(WORK ITEM): Whenever a line below mentions the word "dated", that line should be copied.

(GIVEN DATA):

- Opening Delimiter -

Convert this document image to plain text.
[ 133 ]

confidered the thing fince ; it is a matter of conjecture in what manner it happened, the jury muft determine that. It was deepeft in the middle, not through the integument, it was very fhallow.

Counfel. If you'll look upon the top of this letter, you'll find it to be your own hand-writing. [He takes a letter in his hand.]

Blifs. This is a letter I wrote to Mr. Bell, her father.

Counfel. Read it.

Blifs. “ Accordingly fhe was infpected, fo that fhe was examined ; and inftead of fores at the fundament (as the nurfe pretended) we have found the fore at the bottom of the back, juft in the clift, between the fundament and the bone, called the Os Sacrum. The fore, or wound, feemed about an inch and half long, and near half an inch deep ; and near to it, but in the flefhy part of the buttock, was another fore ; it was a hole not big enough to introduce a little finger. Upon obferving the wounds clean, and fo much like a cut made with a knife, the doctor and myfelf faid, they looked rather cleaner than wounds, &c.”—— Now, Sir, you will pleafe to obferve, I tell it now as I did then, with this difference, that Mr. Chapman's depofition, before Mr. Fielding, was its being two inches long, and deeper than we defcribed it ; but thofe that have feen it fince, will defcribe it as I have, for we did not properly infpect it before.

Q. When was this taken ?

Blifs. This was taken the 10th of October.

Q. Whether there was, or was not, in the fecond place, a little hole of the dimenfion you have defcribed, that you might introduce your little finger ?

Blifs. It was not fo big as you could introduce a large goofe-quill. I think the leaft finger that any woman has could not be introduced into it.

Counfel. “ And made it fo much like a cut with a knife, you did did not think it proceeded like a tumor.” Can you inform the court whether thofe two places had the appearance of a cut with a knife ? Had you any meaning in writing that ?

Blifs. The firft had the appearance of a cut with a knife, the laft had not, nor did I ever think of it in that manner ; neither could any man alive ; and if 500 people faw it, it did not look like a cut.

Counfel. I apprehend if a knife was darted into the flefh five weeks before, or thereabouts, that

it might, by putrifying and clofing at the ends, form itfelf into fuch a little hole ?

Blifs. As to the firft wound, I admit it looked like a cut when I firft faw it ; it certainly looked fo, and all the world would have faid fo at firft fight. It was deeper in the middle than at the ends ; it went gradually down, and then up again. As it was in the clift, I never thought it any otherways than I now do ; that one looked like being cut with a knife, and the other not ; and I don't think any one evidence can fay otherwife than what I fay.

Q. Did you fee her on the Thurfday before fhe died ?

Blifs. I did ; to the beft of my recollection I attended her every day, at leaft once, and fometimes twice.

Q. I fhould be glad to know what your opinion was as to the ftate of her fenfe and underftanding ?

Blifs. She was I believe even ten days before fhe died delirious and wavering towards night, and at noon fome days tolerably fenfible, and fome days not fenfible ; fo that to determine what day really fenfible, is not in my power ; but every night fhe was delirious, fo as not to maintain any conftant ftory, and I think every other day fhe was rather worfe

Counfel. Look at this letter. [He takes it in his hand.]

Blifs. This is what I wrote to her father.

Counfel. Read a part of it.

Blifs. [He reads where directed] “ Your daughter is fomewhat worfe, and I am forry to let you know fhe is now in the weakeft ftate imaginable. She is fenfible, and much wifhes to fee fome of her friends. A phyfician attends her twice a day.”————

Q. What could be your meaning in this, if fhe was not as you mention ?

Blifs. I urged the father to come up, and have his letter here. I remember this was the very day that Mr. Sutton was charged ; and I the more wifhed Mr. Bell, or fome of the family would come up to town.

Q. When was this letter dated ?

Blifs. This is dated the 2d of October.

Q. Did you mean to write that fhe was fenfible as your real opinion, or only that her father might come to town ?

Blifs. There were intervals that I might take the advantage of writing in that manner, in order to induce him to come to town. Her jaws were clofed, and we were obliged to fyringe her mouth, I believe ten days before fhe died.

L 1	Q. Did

- Closing Delimiter -

(EXERCISE RESULT):
Q. When was this letter dated ?
Blifs. This is dated the 2d of October.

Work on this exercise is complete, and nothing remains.